▶ [WHAT YOU ARE ASKED TO DO] Write out the entries verbatim and leave the images out of the copy.

▶ [DATA LISTING]

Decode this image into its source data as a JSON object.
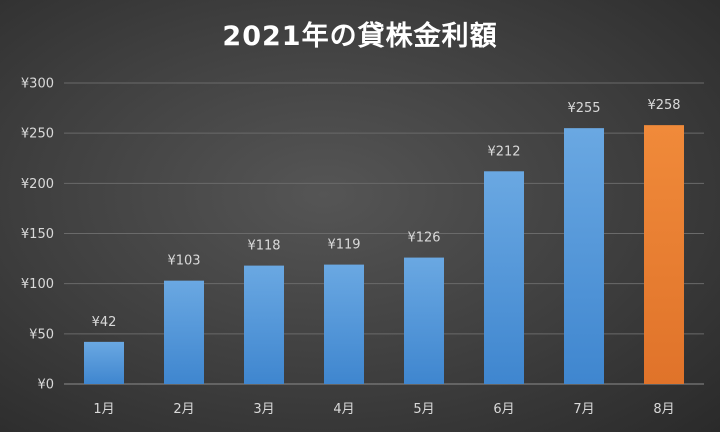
{
  "chart_data": {
    "type": "bar",
    "title": "2021年の貸株金利額",
    "categories": [
      "1月",
      "2月",
      "3月",
      "4月",
      "5月",
      "6月",
      "7月",
      "8月"
    ],
    "values": [
      42,
      103,
      118,
      119,
      126,
      212,
      255,
      258
    ],
    "data_labels": [
      "¥42",
      "¥103",
      "¥118",
      "¥119",
      "¥126",
      "¥212",
      "¥255",
      "¥258"
    ],
    "y_ticks": [
      0,
      50,
      100,
      150,
      200,
      250,
      300
    ],
    "y_tick_labels": [
      "¥0",
      "¥50",
      "¥100",
      "¥150",
      "¥200",
      "¥250",
      "¥300"
    ],
    "ylim": [
      0,
      300
    ],
    "xlabel": "",
    "ylabel": "",
    "grid": true,
    "legend": "none",
    "bar_colors": [
      "#5b9bd5",
      "#5b9bd5",
      "#5b9bd5",
      "#5b9bd5",
      "#5b9bd5",
      "#5b9bd5",
      "#5b9bd5",
      "#ed7d31"
    ]
  }
}
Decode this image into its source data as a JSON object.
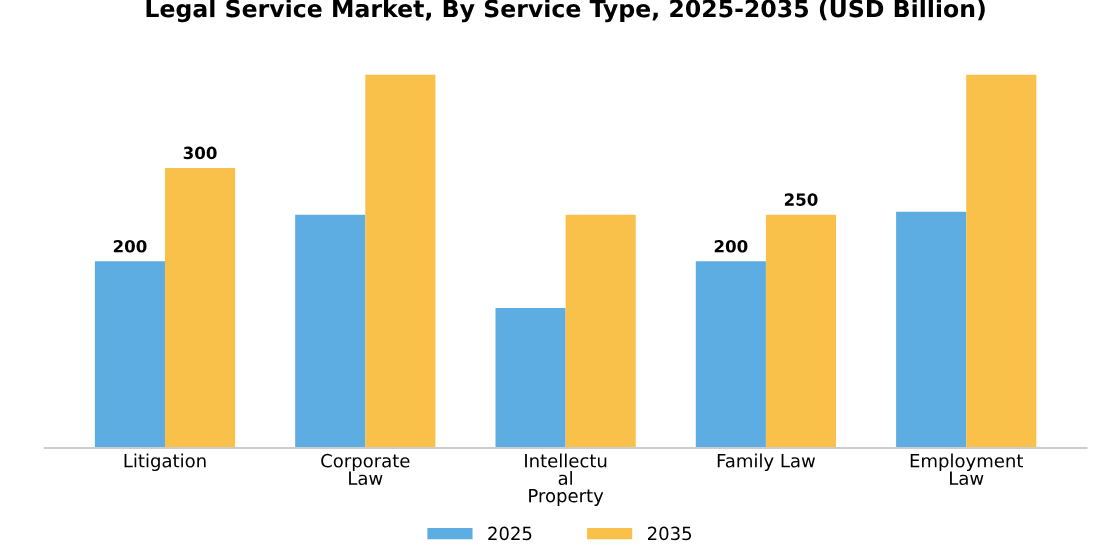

▶ [EXERCISE RESPONSE]
Decode this image into its source data as a JSON object.
{
  "chart_data": {
    "type": "bar",
    "title": "2021年の貸株金利額",
    "categories": [
      "1月",
      "2月",
      "3月",
      "4月",
      "5月",
      "6月",
      "7月",
      "8月"
    ],
    "values": [
      42,
      103,
      118,
      119,
      126,
      212,
      255,
      258
    ],
    "data_labels": [
      "¥42",
      "¥103",
      "¥118",
      "¥119",
      "¥126",
      "¥212",
      "¥255",
      "¥258"
    ],
    "y_ticks": [
      0,
      50,
      100,
      150,
      200,
      250,
      300
    ],
    "y_tick_labels": [
      "¥0",
      "¥50",
      "¥100",
      "¥150",
      "¥200",
      "¥250",
      "¥300"
    ],
    "ylim": [
      0,
      300
    ],
    "xlabel": "",
    "ylabel": "",
    "grid": true,
    "legend": "none",
    "bar_colors": [
      "#5b9bd5",
      "#5b9bd5",
      "#5b9bd5",
      "#5b9bd5",
      "#5b9bd5",
      "#5b9bd5",
      "#5b9bd5",
      "#ed7d31"
    ]
  }
}
Decode this image into its source data as a JSON object.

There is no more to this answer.